■ **Your task**:
In the data below, find every line with the string "станция" and pull it out.

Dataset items
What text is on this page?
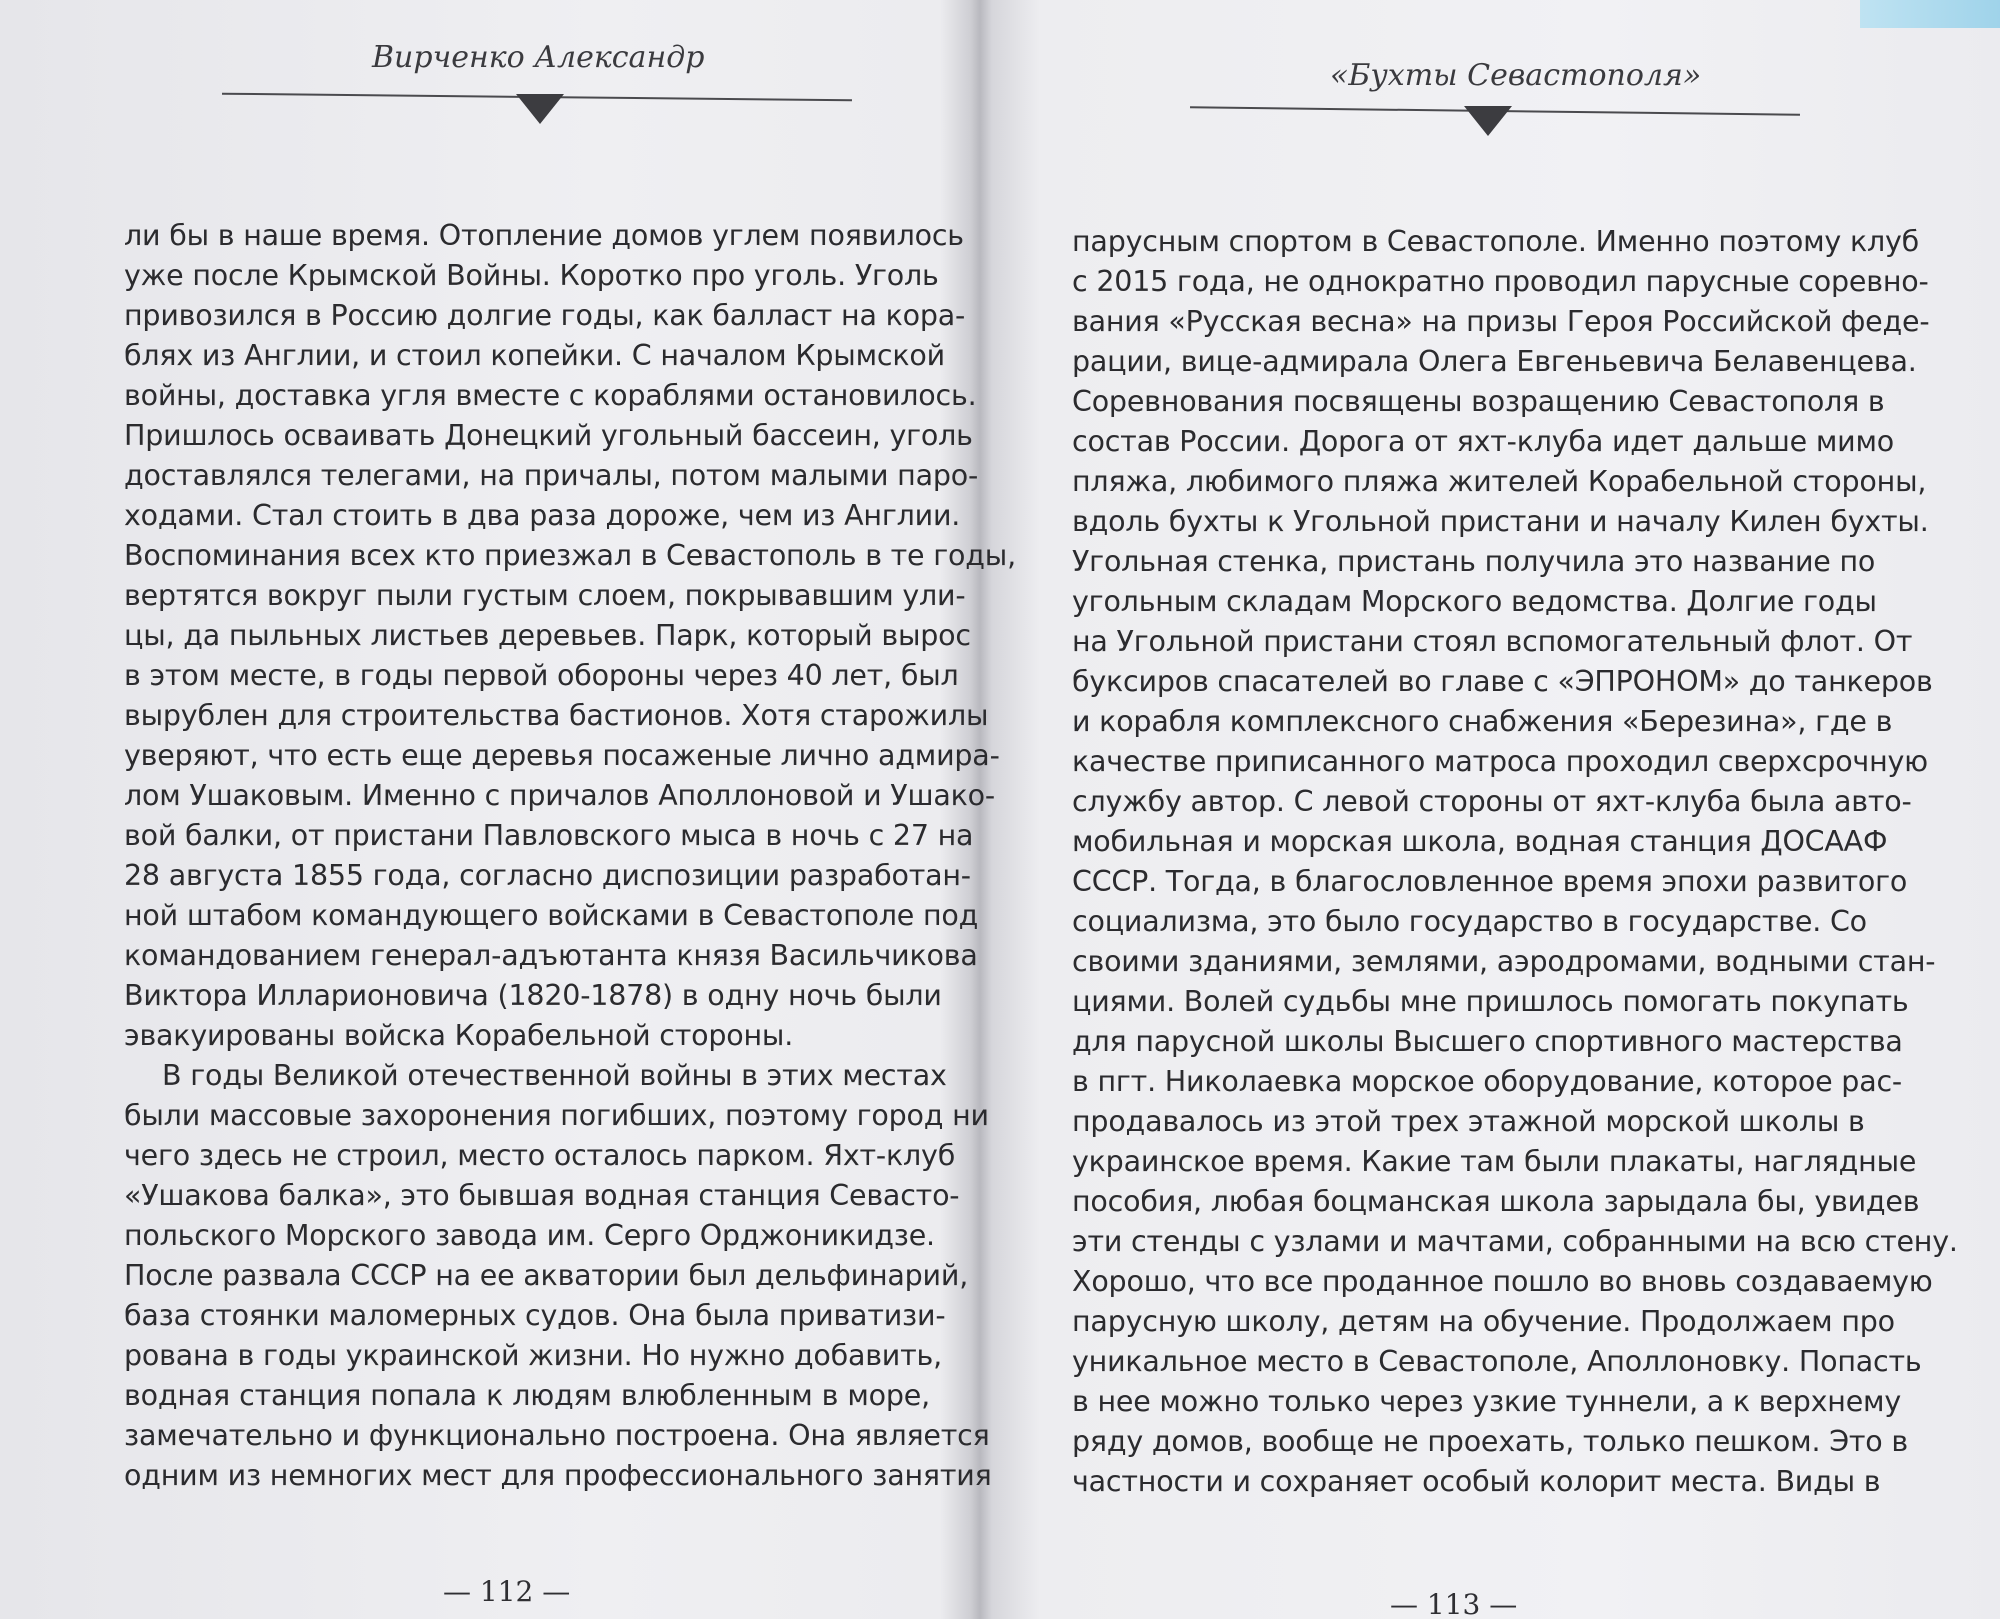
Вирченко Александр
ли бы в наше время. Отопление домов углем появилось
уже после Крымской Войны. Коротко про уголь. Уголь
привозился в Россию долгие годы, как балласт на кора-
блях из Англии, и стоил копейки. С началом Крымской
войны, доставка угля вместе с кораблями остановилось.
Пришлось осваивать Донецкий угольный бассеин, уголь
доставлялся телегами, на причалы, потом малыми паро-
ходами. Стал стоить в два раза дороже, чем из Англии.
Воспоминания всех кто приезжал в Севастополь в те годы,
вертятся вокруг пыли густым слоем, покрывавшим ули-
цы, да пыльных листьев деревьев. Парк, который вырос
в этом месте, в годы первой обороны через 40 лет, был
вырублен для строительства бастионов. Хотя старожилы
уверяют, что есть еще деревья посаженые лично адмира-
лом Ушаковым. Именно с причалов Аполлоновой и Ушако-
вой балки, от пристани Павловского мыса в ночь с 27 на
28 августа 1855 года, согласно диспозиции разработан-
ной штабом командующего войсками в Севастополе под
командованием генерал-адъютанта князя Васильчикова
Виктора Илларионовича (1820-1878) в одну ночь были
эвакуированы войска Корабельной стороны.
В годы Великой отечественной войны в этих местах
были массовые захоронения погибших, поэтому город ни
чего здесь не строил, место осталось парком. Яхт-клуб
«Ушакова балка», это бывшая водная станция Севасто-
польского Морского завода им. Серго Орджоникидзе.
После развала СССР на ее акватории был дельфинарий,
база стоянки маломерных судов. Она была приватизи-
рована в годы украинской жизни. Но нужно добавить,
водная станция попала к людям влюбленным в море,
замечательно и функционально построена. Она является
одним из немногих мест для профессионального занятия
— 112 —
«Бухты Севастополя»
парусным спортом в Севастополе. Именно поэтому клуб
с 2015 года, не однократно проводил парусные соревно-
вания «Русская весна» на призы Героя Российской феде-
рации, вице-адмирала Олега Евгеньевича Белавенцева.
Соревнования посвящены возращению Севастополя в
состав России. Дорога от яхт-клуба идет дальше мимо
пляжа, любимого пляжа жителей Корабельной стороны,
вдоль бухты к Угольной пристани и началу Килен бухты.
Угольная стенка, пристань получила это название по
угольным складам Морского ведомства. Долгие годы
на Угольной пристани стоял вспомогательный флот. От
буксиров спасателей во главе с «ЭПРОНОМ» до танкеров
и корабля комплексного снабжения «Березина», где в
качестве приписанного матроса проходил сверхсрочную
службу автор. С левой стороны от яхт-клуба была авто-
мобильная и морская школа, водная станция ДОСААФ
СССР. Тогда, в благословленное время эпохи развитого
социализма, это было государство в государстве. Со
своими зданиями, землями, аэродромами, водными стан-
циями. Волей судьбы мне пришлось помогать покупать
для парусной школы Высшего спортивного мастерства
в пгт. Николаевка морское оборудование, которое рас-
продавалось из этой трех этажной морской школы в
украинское время. Какие там были плакаты, наглядные
пособия, любая боцманская школа зарыдала бы, увидев
эти стенды с узлами и мачтами, собранными на всю стену.
Хорошо, что все проданное пошло во вновь создаваемую
парусную школу, детям на обучение. Продолжаем про
уникальное место в Севастополе, Аполлоновку. Попасть
в нее можно только через узкие туннели, а к верхнему
ряду домов, вообще не проехать, только пешком. Это в
частности и сохраняет особый колорит места. Виды в
— 113 —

■ **Finished task**:
«Ушакова балка», это бывшая водная станция Севасто-
водная станция попала к людям влюбленным в море,
мобильная и морская школа, водная станция ДОСААФ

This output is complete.